What you have to do —
Find the lines holding "ylabel" and copy them.

Information shown —
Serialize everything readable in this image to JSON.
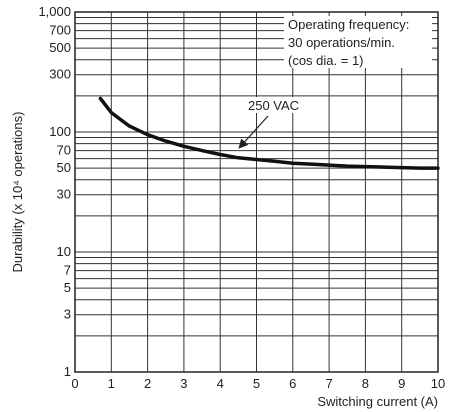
{
  "chart_data": {
    "type": "line",
    "title": "",
    "xlabel": "Switching current (A)",
    "ylabel": "Durability (x 10⁴ operations)",
    "xlim": [
      0,
      10
    ],
    "ylim": [
      1,
      1000
    ],
    "y_scale": "log",
    "grid": true,
    "x_ticks": [
      0,
      1,
      2,
      3,
      4,
      5,
      6,
      7,
      8,
      9,
      10
    ],
    "x_tick_labels": [
      "0",
      "1",
      "2",
      "3",
      "4",
      "5",
      "6",
      "7",
      "8",
      "9",
      "10"
    ],
    "y_ticks": [
      1,
      3,
      5,
      7,
      10,
      30,
      50,
      70,
      100,
      300,
      500,
      700,
      1000
    ],
    "y_tick_labels": [
      "1",
      "3",
      "5",
      "7",
      "10",
      "30",
      "50",
      "70",
      "100",
      "300",
      "500",
      "700",
      "1,000"
    ],
    "series": [
      {
        "name": "250 VAC",
        "x": [
          0.7,
          1.0,
          1.5,
          2.0,
          2.5,
          3.0,
          3.5,
          4.0,
          4.5,
          5.0,
          5.5,
          6.0,
          6.5,
          7.0,
          7.5,
          8.0,
          8.5,
          9.0,
          9.5,
          10.0
        ],
        "y": [
          190,
          145,
          112,
          95,
          84,
          76,
          70,
          65,
          61,
          59,
          57,
          55,
          54,
          53,
          52,
          51.5,
          51,
          50.5,
          50,
          50
        ]
      }
    ],
    "annotations": [
      {
        "lines": [
          "Operating frequency:",
          "30 operations/min.",
          "(cos dia. = 1)"
        ]
      },
      {
        "text": "250 VAC"
      }
    ]
  }
}
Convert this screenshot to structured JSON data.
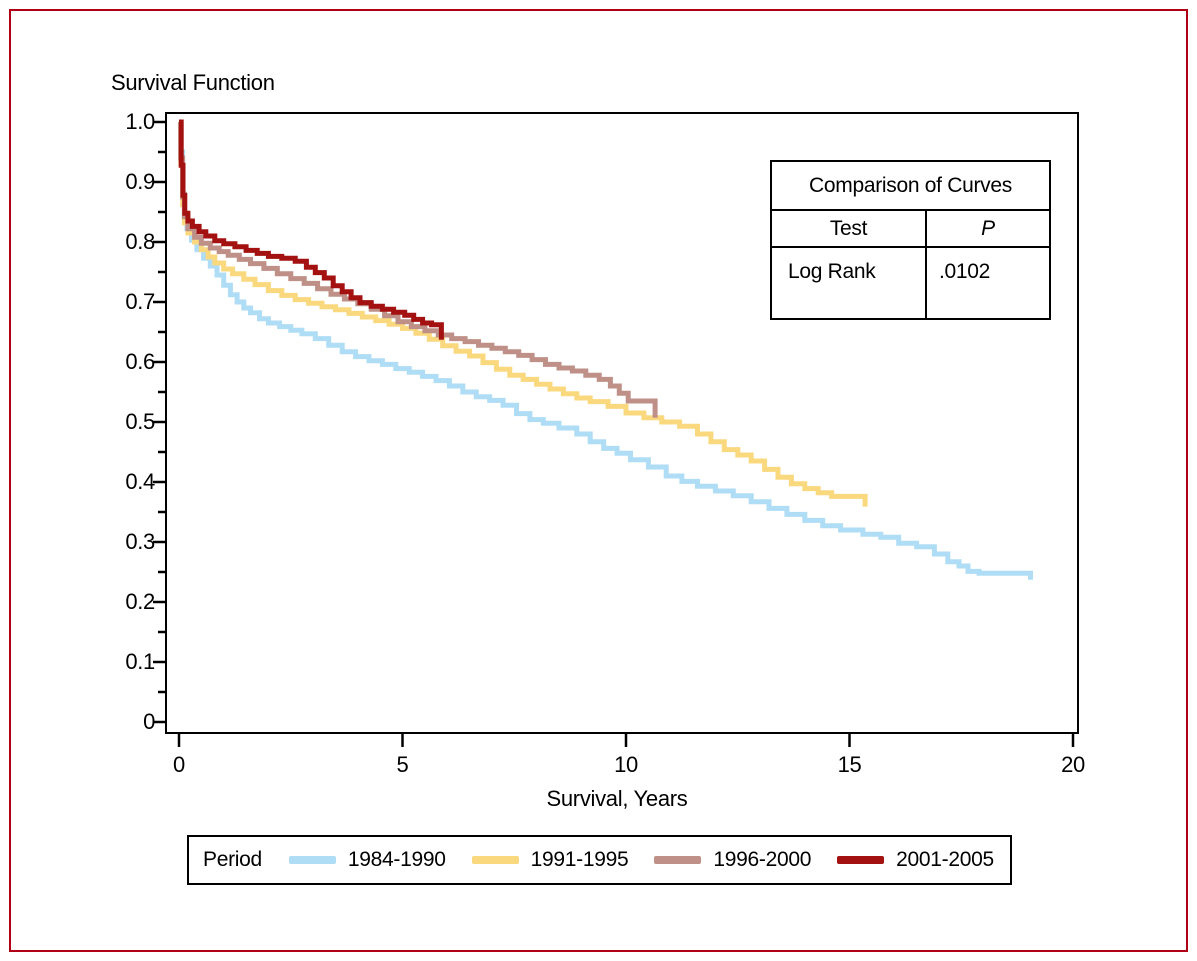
{
  "figure": {
    "border_color": "#B00018",
    "background_color": "#FFFFFF"
  },
  "chart_data": {
    "type": "line",
    "variant": "kaplan-meier-survival-steps",
    "title": "Survival Function",
    "xlabel": "Survival, Years",
    "ylabel": "",
    "xlim": [
      0,
      20
    ],
    "ylim": [
      0,
      1.0
    ],
    "grid": false,
    "axis_color": "#000000",
    "xticks": {
      "values": [
        0,
        5,
        10,
        15,
        20
      ],
      "labels": [
        "0",
        "5",
        "10",
        "15",
        "20"
      ]
    },
    "yticks": {
      "values": [
        0,
        0.1,
        0.2,
        0.3,
        0.4,
        0.5,
        0.6,
        0.7,
        0.8,
        0.9,
        1.0
      ],
      "labels": [
        "0",
        "0.1",
        "0.2",
        "0.3",
        "0.4",
        "0.5",
        "0.6",
        "0.7",
        "0.8",
        "0.9",
        "1.0"
      ],
      "minor_values": [
        0.05,
        0.15,
        0.25,
        0.35,
        0.45,
        0.55,
        0.65,
        0.75,
        0.85,
        0.95
      ]
    },
    "legend_title": "Period",
    "legend_position": "bottom",
    "series": [
      {
        "name": "1984-1990",
        "color": "#AFDDF6",
        "points": [
          [
            0,
            1.0
          ],
          [
            0.04,
            0.95
          ],
          [
            0.08,
            0.88
          ],
          [
            0.12,
            0.845
          ],
          [
            0.18,
            0.822
          ],
          [
            0.28,
            0.803
          ],
          [
            0.4,
            0.787
          ],
          [
            0.55,
            0.773
          ],
          [
            0.7,
            0.76
          ],
          [
            0.85,
            0.745
          ],
          [
            1.0,
            0.728
          ],
          [
            1.15,
            0.712
          ],
          [
            1.3,
            0.7
          ],
          [
            1.45,
            0.69
          ],
          [
            1.6,
            0.682
          ],
          [
            1.8,
            0.672
          ],
          [
            2.0,
            0.665
          ],
          [
            2.25,
            0.659
          ],
          [
            2.5,
            0.653
          ],
          [
            2.75,
            0.647
          ],
          [
            3.05,
            0.639
          ],
          [
            3.35,
            0.628
          ],
          [
            3.65,
            0.617
          ],
          [
            3.95,
            0.609
          ],
          [
            4.25,
            0.602
          ],
          [
            4.55,
            0.596
          ],
          [
            4.85,
            0.589
          ],
          [
            5.15,
            0.583
          ],
          [
            5.45,
            0.576
          ],
          [
            5.75,
            0.569
          ],
          [
            6.05,
            0.56
          ],
          [
            6.35,
            0.55
          ],
          [
            6.65,
            0.542
          ],
          [
            6.95,
            0.536
          ],
          [
            7.25,
            0.528
          ],
          [
            7.55,
            0.514
          ],
          [
            7.85,
            0.504
          ],
          [
            8.15,
            0.498
          ],
          [
            8.5,
            0.49
          ],
          [
            8.9,
            0.48
          ],
          [
            9.2,
            0.467
          ],
          [
            9.5,
            0.456
          ],
          [
            9.8,
            0.448
          ],
          [
            10.1,
            0.437
          ],
          [
            10.5,
            0.425
          ],
          [
            10.9,
            0.41
          ],
          [
            11.25,
            0.401
          ],
          [
            11.6,
            0.393
          ],
          [
            12.0,
            0.385
          ],
          [
            12.4,
            0.377
          ],
          [
            12.8,
            0.367
          ],
          [
            13.2,
            0.356
          ],
          [
            13.6,
            0.346
          ],
          [
            14.0,
            0.336
          ],
          [
            14.4,
            0.327
          ],
          [
            14.8,
            0.32
          ],
          [
            15.3,
            0.313
          ],
          [
            15.7,
            0.308
          ],
          [
            16.1,
            0.298
          ],
          [
            16.5,
            0.292
          ],
          [
            16.9,
            0.28
          ],
          [
            17.2,
            0.267
          ],
          [
            17.45,
            0.26
          ],
          [
            17.65,
            0.251
          ],
          [
            17.9,
            0.248
          ],
          [
            19.05,
            0.248
          ],
          [
            19.05,
            0.237
          ]
        ]
      },
      {
        "name": "1991-1995",
        "color": "#FAD87E",
        "points": [
          [
            0,
            1.0
          ],
          [
            0.04,
            0.93
          ],
          [
            0.08,
            0.862
          ],
          [
            0.12,
            0.832
          ],
          [
            0.2,
            0.815
          ],
          [
            0.35,
            0.8
          ],
          [
            0.5,
            0.787
          ],
          [
            0.65,
            0.775
          ],
          [
            0.8,
            0.765
          ],
          [
            1.0,
            0.755
          ],
          [
            1.2,
            0.747
          ],
          [
            1.45,
            0.738
          ],
          [
            1.7,
            0.729
          ],
          [
            2.0,
            0.719
          ],
          [
            2.3,
            0.711
          ],
          [
            2.6,
            0.704
          ],
          [
            2.9,
            0.698
          ],
          [
            3.2,
            0.692
          ],
          [
            3.5,
            0.687
          ],
          [
            3.8,
            0.681
          ],
          [
            4.1,
            0.675
          ],
          [
            4.4,
            0.669
          ],
          [
            4.7,
            0.663
          ],
          [
            5.0,
            0.656
          ],
          [
            5.3,
            0.648
          ],
          [
            5.6,
            0.638
          ],
          [
            5.9,
            0.627
          ],
          [
            6.2,
            0.618
          ],
          [
            6.5,
            0.61
          ],
          [
            6.8,
            0.599
          ],
          [
            7.1,
            0.588
          ],
          [
            7.4,
            0.578
          ],
          [
            7.7,
            0.571
          ],
          [
            8.0,
            0.563
          ],
          [
            8.3,
            0.555
          ],
          [
            8.6,
            0.547
          ],
          [
            8.9,
            0.54
          ],
          [
            9.2,
            0.534
          ],
          [
            9.6,
            0.526
          ],
          [
            10.0,
            0.515
          ],
          [
            10.4,
            0.507
          ],
          [
            10.8,
            0.5
          ],
          [
            11.2,
            0.493
          ],
          [
            11.6,
            0.48
          ],
          [
            11.9,
            0.467
          ],
          [
            12.2,
            0.454
          ],
          [
            12.5,
            0.445
          ],
          [
            12.8,
            0.435
          ],
          [
            13.1,
            0.421
          ],
          [
            13.4,
            0.408
          ],
          [
            13.7,
            0.397
          ],
          [
            14.0,
            0.389
          ],
          [
            14.3,
            0.382
          ],
          [
            14.6,
            0.376
          ],
          [
            15.35,
            0.374
          ],
          [
            15.35,
            0.359
          ]
        ]
      },
      {
        "name": "1996-2000",
        "color": "#BE9088",
        "points": [
          [
            0,
            1.0
          ],
          [
            0.04,
            0.94
          ],
          [
            0.08,
            0.875
          ],
          [
            0.12,
            0.842
          ],
          [
            0.2,
            0.822
          ],
          [
            0.35,
            0.808
          ],
          [
            0.5,
            0.798
          ],
          [
            0.7,
            0.79
          ],
          [
            0.9,
            0.784
          ],
          [
            1.1,
            0.778
          ],
          [
            1.35,
            0.771
          ],
          [
            1.6,
            0.764
          ],
          [
            1.9,
            0.756
          ],
          [
            2.2,
            0.747
          ],
          [
            2.5,
            0.739
          ],
          [
            2.8,
            0.731
          ],
          [
            3.1,
            0.722
          ],
          [
            3.4,
            0.713
          ],
          [
            3.7,
            0.705
          ],
          [
            4.0,
            0.697
          ],
          [
            4.3,
            0.688
          ],
          [
            4.6,
            0.677
          ],
          [
            4.9,
            0.667
          ],
          [
            5.2,
            0.659
          ],
          [
            5.5,
            0.652
          ],
          [
            5.8,
            0.645
          ],
          [
            6.1,
            0.639
          ],
          [
            6.4,
            0.634
          ],
          [
            6.7,
            0.628
          ],
          [
            7.0,
            0.623
          ],
          [
            7.3,
            0.617
          ],
          [
            7.6,
            0.611
          ],
          [
            7.9,
            0.604
          ],
          [
            8.2,
            0.596
          ],
          [
            8.5,
            0.59
          ],
          [
            8.8,
            0.585
          ],
          [
            9.1,
            0.578
          ],
          [
            9.4,
            0.571
          ],
          [
            9.65,
            0.56
          ],
          [
            9.85,
            0.548
          ],
          [
            10.05,
            0.535
          ],
          [
            10.65,
            0.532
          ],
          [
            10.65,
            0.507
          ]
        ]
      },
      {
        "name": "2001-2005",
        "color": "#A31111",
        "points": [
          [
            0,
            1.0
          ],
          [
            0.05,
            0.928
          ],
          [
            0.09,
            0.878
          ],
          [
            0.13,
            0.848
          ],
          [
            0.2,
            0.835
          ],
          [
            0.3,
            0.826
          ],
          [
            0.45,
            0.817
          ],
          [
            0.6,
            0.81
          ],
          [
            0.8,
            0.802
          ],
          [
            1.0,
            0.797
          ],
          [
            1.25,
            0.792
          ],
          [
            1.5,
            0.786
          ],
          [
            1.75,
            0.781
          ],
          [
            2.0,
            0.776
          ],
          [
            2.3,
            0.773
          ],
          [
            2.6,
            0.768
          ],
          [
            2.85,
            0.758
          ],
          [
            3.05,
            0.749
          ],
          [
            3.25,
            0.74
          ],
          [
            3.45,
            0.727
          ],
          [
            3.65,
            0.717
          ],
          [
            3.85,
            0.707
          ],
          [
            4.05,
            0.699
          ],
          [
            4.3,
            0.693
          ],
          [
            4.55,
            0.688
          ],
          [
            4.8,
            0.683
          ],
          [
            5.05,
            0.678
          ],
          [
            5.25,
            0.671
          ],
          [
            5.45,
            0.665
          ],
          [
            5.65,
            0.662
          ],
          [
            5.87,
            0.659
          ],
          [
            5.87,
            0.637
          ]
        ]
      }
    ]
  },
  "stats_table": {
    "title": "Comparison of Curves",
    "columns": [
      "Test",
      "P"
    ],
    "rows": [
      [
        "Log Rank",
        ".0102"
      ]
    ]
  }
}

Task output —
    "ylabel": "Durability (x 10⁴ operations)",
    "ylabel": "",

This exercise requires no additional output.